Task prompt
Write out each record again exactly as it stands.

Task data
☆ ☆ ☆ ☆

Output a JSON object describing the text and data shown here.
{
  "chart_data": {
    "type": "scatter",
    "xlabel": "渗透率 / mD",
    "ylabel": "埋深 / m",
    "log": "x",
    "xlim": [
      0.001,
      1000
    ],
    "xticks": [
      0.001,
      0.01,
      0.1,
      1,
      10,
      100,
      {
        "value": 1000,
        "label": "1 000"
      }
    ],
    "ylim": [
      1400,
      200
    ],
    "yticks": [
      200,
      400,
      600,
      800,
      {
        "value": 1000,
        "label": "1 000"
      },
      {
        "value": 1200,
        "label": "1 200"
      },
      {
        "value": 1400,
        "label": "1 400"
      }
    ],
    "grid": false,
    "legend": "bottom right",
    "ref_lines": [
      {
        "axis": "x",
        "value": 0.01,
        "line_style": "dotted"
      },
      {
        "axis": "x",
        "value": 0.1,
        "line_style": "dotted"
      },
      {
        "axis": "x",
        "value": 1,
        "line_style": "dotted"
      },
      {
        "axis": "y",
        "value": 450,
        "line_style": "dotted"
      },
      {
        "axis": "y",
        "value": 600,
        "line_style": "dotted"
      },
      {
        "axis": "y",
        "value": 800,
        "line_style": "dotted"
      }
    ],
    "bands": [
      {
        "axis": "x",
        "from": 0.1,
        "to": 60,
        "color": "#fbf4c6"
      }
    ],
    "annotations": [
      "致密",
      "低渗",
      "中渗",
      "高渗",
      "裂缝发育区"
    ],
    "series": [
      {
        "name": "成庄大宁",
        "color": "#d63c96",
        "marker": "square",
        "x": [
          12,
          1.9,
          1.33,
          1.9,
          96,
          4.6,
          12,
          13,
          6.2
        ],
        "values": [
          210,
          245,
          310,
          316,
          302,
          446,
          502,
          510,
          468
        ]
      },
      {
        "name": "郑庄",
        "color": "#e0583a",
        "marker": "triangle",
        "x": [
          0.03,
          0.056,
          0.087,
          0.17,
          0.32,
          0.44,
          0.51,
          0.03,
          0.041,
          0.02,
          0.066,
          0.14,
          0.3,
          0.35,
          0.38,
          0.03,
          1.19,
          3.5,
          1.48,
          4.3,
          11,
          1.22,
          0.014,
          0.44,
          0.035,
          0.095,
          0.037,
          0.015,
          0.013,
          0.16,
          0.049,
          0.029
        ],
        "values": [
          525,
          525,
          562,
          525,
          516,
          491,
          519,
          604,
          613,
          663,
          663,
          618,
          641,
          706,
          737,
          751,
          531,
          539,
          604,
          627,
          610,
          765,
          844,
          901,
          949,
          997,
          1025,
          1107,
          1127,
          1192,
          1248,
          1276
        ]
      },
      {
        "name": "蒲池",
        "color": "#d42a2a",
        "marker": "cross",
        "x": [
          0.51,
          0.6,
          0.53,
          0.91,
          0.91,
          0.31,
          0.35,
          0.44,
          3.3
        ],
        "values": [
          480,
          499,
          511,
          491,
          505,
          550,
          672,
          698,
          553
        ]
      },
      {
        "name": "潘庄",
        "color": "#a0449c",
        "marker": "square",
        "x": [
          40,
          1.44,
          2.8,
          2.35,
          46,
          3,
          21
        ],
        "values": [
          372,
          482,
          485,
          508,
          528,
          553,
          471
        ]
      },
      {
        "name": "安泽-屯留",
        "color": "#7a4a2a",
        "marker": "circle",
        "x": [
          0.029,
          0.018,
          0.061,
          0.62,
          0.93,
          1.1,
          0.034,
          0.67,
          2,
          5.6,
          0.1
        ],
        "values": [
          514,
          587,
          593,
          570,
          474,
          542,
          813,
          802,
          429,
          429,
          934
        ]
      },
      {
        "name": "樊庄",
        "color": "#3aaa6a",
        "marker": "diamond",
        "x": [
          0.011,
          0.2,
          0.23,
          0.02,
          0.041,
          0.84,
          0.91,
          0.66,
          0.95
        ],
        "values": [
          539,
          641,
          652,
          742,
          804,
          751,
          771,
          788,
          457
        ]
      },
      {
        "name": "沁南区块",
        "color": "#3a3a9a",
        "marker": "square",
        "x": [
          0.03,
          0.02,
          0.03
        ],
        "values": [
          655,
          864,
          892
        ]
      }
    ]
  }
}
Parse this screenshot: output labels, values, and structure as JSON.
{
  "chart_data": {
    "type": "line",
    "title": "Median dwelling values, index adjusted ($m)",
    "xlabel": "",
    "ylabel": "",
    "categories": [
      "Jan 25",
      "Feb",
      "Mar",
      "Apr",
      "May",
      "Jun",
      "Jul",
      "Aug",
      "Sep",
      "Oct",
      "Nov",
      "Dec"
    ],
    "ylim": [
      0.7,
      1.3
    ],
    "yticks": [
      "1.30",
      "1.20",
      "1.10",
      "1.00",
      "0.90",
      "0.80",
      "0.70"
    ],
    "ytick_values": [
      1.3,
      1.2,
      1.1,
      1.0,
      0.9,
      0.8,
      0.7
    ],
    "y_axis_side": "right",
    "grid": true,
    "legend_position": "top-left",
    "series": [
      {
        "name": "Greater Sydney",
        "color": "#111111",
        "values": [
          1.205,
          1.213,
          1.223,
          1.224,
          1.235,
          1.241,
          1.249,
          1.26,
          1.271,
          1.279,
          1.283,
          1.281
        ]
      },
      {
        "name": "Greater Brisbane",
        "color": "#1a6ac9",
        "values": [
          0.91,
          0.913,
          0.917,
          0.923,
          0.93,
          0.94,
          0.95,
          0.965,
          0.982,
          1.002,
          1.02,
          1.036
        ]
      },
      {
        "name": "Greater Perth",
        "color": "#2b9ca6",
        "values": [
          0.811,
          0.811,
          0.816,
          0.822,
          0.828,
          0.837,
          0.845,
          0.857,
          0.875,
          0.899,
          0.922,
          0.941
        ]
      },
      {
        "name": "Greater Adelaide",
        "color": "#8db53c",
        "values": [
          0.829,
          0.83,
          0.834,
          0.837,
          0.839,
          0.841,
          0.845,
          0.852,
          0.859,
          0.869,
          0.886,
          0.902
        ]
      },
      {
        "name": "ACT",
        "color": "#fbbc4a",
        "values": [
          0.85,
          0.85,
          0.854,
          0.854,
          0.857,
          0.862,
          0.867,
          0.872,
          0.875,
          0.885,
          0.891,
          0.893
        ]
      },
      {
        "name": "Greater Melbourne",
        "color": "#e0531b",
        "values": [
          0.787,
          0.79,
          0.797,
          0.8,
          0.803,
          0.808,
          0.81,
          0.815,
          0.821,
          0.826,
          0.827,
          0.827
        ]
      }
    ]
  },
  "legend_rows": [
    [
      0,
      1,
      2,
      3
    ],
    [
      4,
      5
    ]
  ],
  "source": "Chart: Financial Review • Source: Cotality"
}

☆ ☆ ☆ ☆

Exercise result
Output a JSON object describing the text and data shown here.
{
  "chart_data": {
    "type": "scatter",
    "xlabel": "渗透率 / mD",
    "ylabel": "埋深 / m",
    "log": "x",
    "xlim": [
      0.001,
      1000
    ],
    "xticks": [
      0.001,
      0.01,
      0.1,
      1,
      10,
      100,
      {
        "value": 1000,
        "label": "1 000"
      }
    ],
    "ylim": [
      1400,
      200
    ],
    "yticks": [
      200,
      400,
      600,
      800,
      {
        "value": 1000,
        "label": "1 000"
      },
      {
        "value": 1200,
        "label": "1 200"
      },
      {
        "value": 1400,
        "label": "1 400"
      }
    ],
    "grid": false,
    "legend": "bottom right",
    "ref_lines": [
      {
        "axis": "x",
        "value": 0.01,
        "line_style": "dotted"
      },
      {
        "axis": "x",
        "value": 0.1,
        "line_style": "dotted"
      },
      {
        "axis": "x",
        "value": 1,
        "line_style": "dotted"
      },
      {
        "axis": "y",
        "value": 450,
        "line_style": "dotted"
      },
      {
        "axis": "y",
        "value": 600,
        "line_style": "dotted"
      },
      {
        "axis": "y",
        "value": 800,
        "line_style": "dotted"
      }
    ],
    "bands": [
      {
        "axis": "x",
        "from": 0.1,
        "to": 60,
        "color": "#fbf4c6"
      }
    ],
    "annotations": [
      "致密",
      "低渗",
      "中渗",
      "高渗",
      "裂缝发育区"
    ],
    "series": [
      {
        "name": "成庄大宁",
        "color": "#d63c96",
        "marker": "square",
        "x": [
          12,
          1.9,
          1.33,
          1.9,
          96,
          4.6,
          12,
          13,
          6.2
        ],
        "values": [
          210,
          245,
          310,
          316,
          302,
          446,
          502,
          510,
          468
        ]
      },
      {
        "name": "郑庄",
        "color": "#e0583a",
        "marker": "triangle",
        "x": [
          0.03,
          0.056,
          0.087,
          0.17,
          0.32,
          0.44,
          0.51,
          0.03,
          0.041,
          0.02,
          0.066,
          0.14,
          0.3,
          0.35,
          0.38,
          0.03,
          1.19,
          3.5,
          1.48,
          4.3,
          11,
          1.22,
          0.014,
          0.44,
          0.035,
          0.095,
          0.037,
          0.015,
          0.013,
          0.16,
          0.049,
          0.029
        ],
        "values": [
          525,
          525,
          562,
          525,
          516,
          491,
          519,
          604,
          613,
          663,
          663,
          618,
          641,
          706,
          737,
          751,
          531,
          539,
          604,
          627,
          610,
          765,
          844,
          901,
          949,
          997,
          1025,
          1107,
          1127,
          1192,
          1248,
          1276
        ]
      },
      {
        "name": "蒲池",
        "color": "#d42a2a",
        "marker": "cross",
        "x": [
          0.51,
          0.6,
          0.53,
          0.91,
          0.91,
          0.31,
          0.35,
          0.44,
          3.3
        ],
        "values": [
          480,
          499,
          511,
          491,
          505,
          550,
          672,
          698,
          553
        ]
      },
      {
        "name": "潘庄",
        "color": "#a0449c",
        "marker": "square",
        "x": [
          40,
          1.44,
          2.8,
          2.35,
          46,
          3,
          21
        ],
        "values": [
          372,
          482,
          485,
          508,
          528,
          553,
          471
        ]
      },
      {
        "name": "安泽-屯留",
        "color": "#7a4a2a",
        "marker": "circle",
        "x": [
          0.029,
          0.018,
          0.061,
          0.62,
          0.93,
          1.1,
          0.034,
          0.67,
          2,
          5.6,
          0.1
        ],
        "values": [
          514,
          587,
          593,
          570,
          474,
          542,
          813,
          802,
          429,
          429,
          934
        ]
      },
      {
        "name": "樊庄",
        "color": "#3aaa6a",
        "marker": "diamond",
        "x": [
          0.011,
          0.2,
          0.23,
          0.02,
          0.041,
          0.84,
          0.91,
          0.66,
          0.95
        ],
        "values": [
          539,
          641,
          652,
          742,
          804,
          751,
          771,
          788,
          457
        ]
      },
      {
        "name": "沁南区块",
        "color": "#3a3a9a",
        "marker": "square",
        "x": [
          0.03,
          0.02,
          0.03
        ],
        "values": [
          655,
          864,
          892
        ]
      }
    ]
  }
}
Parse this screenshot: output labels, values, and structure as JSON.
{
  "chart_data": {
    "type": "line",
    "title": "Median dwelling values, index adjusted ($m)",
    "xlabel": "",
    "ylabel": "",
    "categories": [
      "Jan 25",
      "Feb",
      "Mar",
      "Apr",
      "May",
      "Jun",
      "Jul",
      "Aug",
      "Sep",
      "Oct",
      "Nov",
      "Dec"
    ],
    "ylim": [
      0.7,
      1.3
    ],
    "yticks": [
      "1.30",
      "1.20",
      "1.10",
      "1.00",
      "0.90",
      "0.80",
      "0.70"
    ],
    "ytick_values": [
      1.3,
      1.2,
      1.1,
      1.0,
      0.9,
      0.8,
      0.7
    ],
    "y_axis_side": "right",
    "grid": true,
    "legend_position": "top-left",
    "series": [
      {
        "name": "Greater Sydney",
        "color": "#111111",
        "values": [
          1.205,
          1.213,
          1.223,
          1.224,
          1.235,
          1.241,
          1.249,
          1.26,
          1.271,
          1.279,
          1.283,
          1.281
        ]
      },
      {
        "name": "Greater Brisbane",
        "color": "#1a6ac9",
        "values": [
          0.91,
          0.913,
          0.917,
          0.923,
          0.93,
          0.94,
          0.95,
          0.965,
          0.982,
          1.002,
          1.02,
          1.036
        ]
      },
      {
        "name": "Greater Perth",
        "color": "#2b9ca6",
        "values": [
          0.811,
          0.811,
          0.816,
          0.822,
          0.828,
          0.837,
          0.845,
          0.857,
          0.875,
          0.899,
          0.922,
          0.941
        ]
      },
      {
        "name": "Greater Adelaide",
        "color": "#8db53c",
        "values": [
          0.829,
          0.83,
          0.834,
          0.837,
          0.839,
          0.841,
          0.845,
          0.852,
          0.859,
          0.869,
          0.886,
          0.902
        ]
      },
      {
        "name": "ACT",
        "color": "#fbbc4a",
        "values": [
          0.85,
          0.85,
          0.854,
          0.854,
          0.857,
          0.862,
          0.867,
          0.872,
          0.875,
          0.885,
          0.891,
          0.893
        ]
      },
      {
        "name": "Greater Melbourne",
        "color": "#e0531b",
        "values": [
          0.787,
          0.79,
          0.797,
          0.8,
          0.803,
          0.808,
          0.81,
          0.815,
          0.821,
          0.826,
          0.827,
          0.827
        ]
      }
    ]
  },
  "legend_rows": [
    [
      0,
      1,
      2,
      3
    ],
    [
      4,
      5
    ]
  ],
  "source": "Chart: Financial Review • Source: Cotality"
}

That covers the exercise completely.